- [Stated task]:
Verbatim output of all the material below is required.
— Start Extracted information —
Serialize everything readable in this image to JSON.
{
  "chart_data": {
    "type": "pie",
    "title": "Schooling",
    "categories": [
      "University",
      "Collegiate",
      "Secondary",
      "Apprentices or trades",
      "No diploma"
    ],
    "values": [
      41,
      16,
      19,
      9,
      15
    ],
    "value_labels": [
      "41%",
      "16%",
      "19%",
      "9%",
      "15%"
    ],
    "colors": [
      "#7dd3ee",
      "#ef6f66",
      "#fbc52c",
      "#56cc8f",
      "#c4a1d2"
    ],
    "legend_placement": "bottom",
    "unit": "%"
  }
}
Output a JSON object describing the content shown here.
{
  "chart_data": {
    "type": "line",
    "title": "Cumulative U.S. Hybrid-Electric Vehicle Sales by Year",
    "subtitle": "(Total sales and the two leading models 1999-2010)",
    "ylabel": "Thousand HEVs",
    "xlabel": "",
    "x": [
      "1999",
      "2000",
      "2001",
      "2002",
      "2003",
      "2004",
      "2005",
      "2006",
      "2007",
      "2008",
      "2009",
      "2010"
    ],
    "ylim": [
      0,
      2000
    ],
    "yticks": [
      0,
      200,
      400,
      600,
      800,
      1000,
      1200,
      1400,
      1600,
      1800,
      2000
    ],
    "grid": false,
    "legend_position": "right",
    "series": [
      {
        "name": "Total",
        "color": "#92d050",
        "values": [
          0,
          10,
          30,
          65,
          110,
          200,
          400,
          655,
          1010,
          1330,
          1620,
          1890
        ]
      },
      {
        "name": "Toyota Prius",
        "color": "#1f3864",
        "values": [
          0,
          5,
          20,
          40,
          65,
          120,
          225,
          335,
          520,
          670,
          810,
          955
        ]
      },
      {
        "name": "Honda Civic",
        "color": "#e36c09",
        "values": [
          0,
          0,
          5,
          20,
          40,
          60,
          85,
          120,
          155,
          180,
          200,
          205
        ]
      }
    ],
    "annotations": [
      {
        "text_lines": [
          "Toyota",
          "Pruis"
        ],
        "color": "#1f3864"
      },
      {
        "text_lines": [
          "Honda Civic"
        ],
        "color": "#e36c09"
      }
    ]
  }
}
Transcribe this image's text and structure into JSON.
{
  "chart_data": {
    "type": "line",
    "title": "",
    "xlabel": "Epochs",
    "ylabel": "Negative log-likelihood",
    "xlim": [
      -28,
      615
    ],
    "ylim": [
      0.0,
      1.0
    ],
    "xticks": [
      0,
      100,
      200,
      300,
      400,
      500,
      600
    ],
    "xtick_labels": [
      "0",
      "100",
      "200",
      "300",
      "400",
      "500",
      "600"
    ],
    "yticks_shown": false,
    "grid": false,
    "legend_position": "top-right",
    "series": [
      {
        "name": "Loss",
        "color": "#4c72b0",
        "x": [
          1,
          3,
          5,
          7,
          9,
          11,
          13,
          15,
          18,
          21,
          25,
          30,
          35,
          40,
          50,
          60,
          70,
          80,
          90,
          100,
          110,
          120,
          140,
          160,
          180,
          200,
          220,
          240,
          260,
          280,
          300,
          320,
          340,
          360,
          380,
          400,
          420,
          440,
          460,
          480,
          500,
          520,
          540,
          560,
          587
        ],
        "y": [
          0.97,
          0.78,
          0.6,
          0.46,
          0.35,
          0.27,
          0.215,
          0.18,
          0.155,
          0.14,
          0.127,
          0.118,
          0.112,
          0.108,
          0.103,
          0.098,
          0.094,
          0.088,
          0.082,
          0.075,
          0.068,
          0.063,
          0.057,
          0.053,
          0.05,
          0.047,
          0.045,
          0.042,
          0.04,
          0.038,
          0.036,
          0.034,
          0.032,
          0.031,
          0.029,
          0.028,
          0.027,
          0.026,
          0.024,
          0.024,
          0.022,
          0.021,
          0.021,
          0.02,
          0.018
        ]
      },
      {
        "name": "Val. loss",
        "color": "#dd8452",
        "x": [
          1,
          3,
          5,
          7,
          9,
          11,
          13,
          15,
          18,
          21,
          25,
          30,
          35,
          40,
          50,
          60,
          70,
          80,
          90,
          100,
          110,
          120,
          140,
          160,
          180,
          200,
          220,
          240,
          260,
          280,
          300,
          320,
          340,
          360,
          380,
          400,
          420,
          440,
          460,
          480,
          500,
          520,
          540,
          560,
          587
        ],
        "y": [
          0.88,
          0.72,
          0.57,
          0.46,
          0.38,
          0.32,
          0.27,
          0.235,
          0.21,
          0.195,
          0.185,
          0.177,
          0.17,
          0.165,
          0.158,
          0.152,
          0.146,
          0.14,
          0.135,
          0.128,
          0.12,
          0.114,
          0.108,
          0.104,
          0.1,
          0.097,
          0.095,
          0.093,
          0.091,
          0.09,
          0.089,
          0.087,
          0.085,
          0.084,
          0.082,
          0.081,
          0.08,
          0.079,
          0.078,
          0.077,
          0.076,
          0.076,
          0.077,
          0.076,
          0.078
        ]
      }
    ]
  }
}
— End Extracted information —
- [Result]:
Serialize everything readable in this image to JSON.
{
  "chart_data": {
    "type": "pie",
    "title": "Schooling",
    "categories": [
      "University",
      "Collegiate",
      "Secondary",
      "Apprentices or trades",
      "No diploma"
    ],
    "values": [
      41,
      16,
      19,
      9,
      15
    ],
    "value_labels": [
      "41%",
      "16%",
      "19%",
      "9%",
      "15%"
    ],
    "colors": [
      "#7dd3ee",
      "#ef6f66",
      "#fbc52c",
      "#56cc8f",
      "#c4a1d2"
    ],
    "legend_placement": "bottom",
    "unit": "%"
  }
}
Output a JSON object describing the content shown here.
{
  "chart_data": {
    "type": "line",
    "title": "Cumulative U.S. Hybrid-Electric Vehicle Sales by Year",
    "subtitle": "(Total sales and the two leading models 1999-2010)",
    "ylabel": "Thousand HEVs",
    "xlabel": "",
    "x": [
      "1999",
      "2000",
      "2001",
      "2002",
      "2003",
      "2004",
      "2005",
      "2006",
      "2007",
      "2008",
      "2009",
      "2010"
    ],
    "ylim": [
      0,
      2000
    ],
    "yticks": [
      0,
      200,
      400,
      600,
      800,
      1000,
      1200,
      1400,
      1600,
      1800,
      2000
    ],
    "grid": false,
    "legend_position": "right",
    "series": [
      {
        "name": "Total",
        "color": "#92d050",
        "values": [
          0,
          10,
          30,
          65,
          110,
          200,
          400,
          655,
          1010,
          1330,
          1620,
          1890
        ]
      },
      {
        "name": "Toyota Prius",
        "color": "#1f3864",
        "values": [
          0,
          5,
          20,
          40,
          65,
          120,
          225,
          335,
          520,
          670,
          810,
          955
        ]
      },
      {
        "name": "Honda Civic",
        "color": "#e36c09",
        "values": [
          0,
          0,
          5,
          20,
          40,
          60,
          85,
          120,
          155,
          180,
          200,
          205
        ]
      }
    ],
    "annotations": [
      {
        "text_lines": [
          "Toyota",
          "Pruis"
        ],
        "color": "#1f3864"
      },
      {
        "text_lines": [
          "Honda Civic"
        ],
        "color": "#e36c09"
      }
    ]
  }
}
Transcribe this image's text and structure into JSON.
{
  "chart_data": {
    "type": "line",
    "title": "",
    "xlabel": "Epochs",
    "ylabel": "Negative log-likelihood",
    "xlim": [
      -28,
      615
    ],
    "ylim": [
      0.0,
      1.0
    ],
    "xticks": [
      0,
      100,
      200,
      300,
      400,
      500,
      600
    ],
    "xtick_labels": [
      "0",
      "100",
      "200",
      "300",
      "400",
      "500",
      "600"
    ],
    "yticks_shown": false,
    "grid": false,
    "legend_position": "top-right",
    "series": [
      {
        "name": "Loss",
        "color": "#4c72b0",
        "x": [
          1,
          3,
          5,
          7,
          9,
          11,
          13,
          15,
          18,
          21,
          25,
          30,
          35,
          40,
          50,
          60,
          70,
          80,
          90,
          100,
          110,
          120,
          140,
          160,
          180,
          200,
          220,
          240,
          260,
          280,
          300,
          320,
          340,
          360,
          380,
          400,
          420,
          440,
          460,
          480,
          500,
          520,
          540,
          560,
          587
        ],
        "y": [
          0.97,
          0.78,
          0.6,
          0.46,
          0.35,
          0.27,
          0.215,
          0.18,
          0.155,
          0.14,
          0.127,
          0.118,
          0.112,
          0.108,
          0.103,
          0.098,
          0.094,
          0.088,
          0.082,
          0.075,
          0.068,
          0.063,
          0.057,
          0.053,
          0.05,
          0.047,
          0.045,
          0.042,
          0.04,
          0.038,
          0.036,
          0.034,
          0.032,
          0.031,
          0.029,
          0.028,
          0.027,
          0.026,
          0.024,
          0.024,
          0.022,
          0.021,
          0.021,
          0.02,
          0.018
        ]
      },
      {
        "name": "Val. loss",
        "color": "#dd8452",
        "x": [
          1,
          3,
          5,
          7,
          9,
          11,
          13,
          15,
          18,
          21,
          25,
          30,
          35,
          40,
          50,
          60,
          70,
          80,
          90,
          100,
          110,
          120,
          140,
          160,
          180,
          200,
          220,
          240,
          260,
          280,
          300,
          320,
          340,
          360,
          380,
          400,
          420,
          440,
          460,
          480,
          500,
          520,
          540,
          560,
          587
        ],
        "y": [
          0.88,
          0.72,
          0.57,
          0.46,
          0.38,
          0.32,
          0.27,
          0.235,
          0.21,
          0.195,
          0.185,
          0.177,
          0.17,
          0.165,
          0.158,
          0.152,
          0.146,
          0.14,
          0.135,
          0.128,
          0.12,
          0.114,
          0.108,
          0.104,
          0.1,
          0.097,
          0.095,
          0.093,
          0.091,
          0.09,
          0.089,
          0.087,
          0.085,
          0.084,
          0.082,
          0.081,
          0.08,
          0.079,
          0.078,
          0.077,
          0.076,
          0.076,
          0.077,
          0.076,
          0.078
        ]
      }
    ]
  }
}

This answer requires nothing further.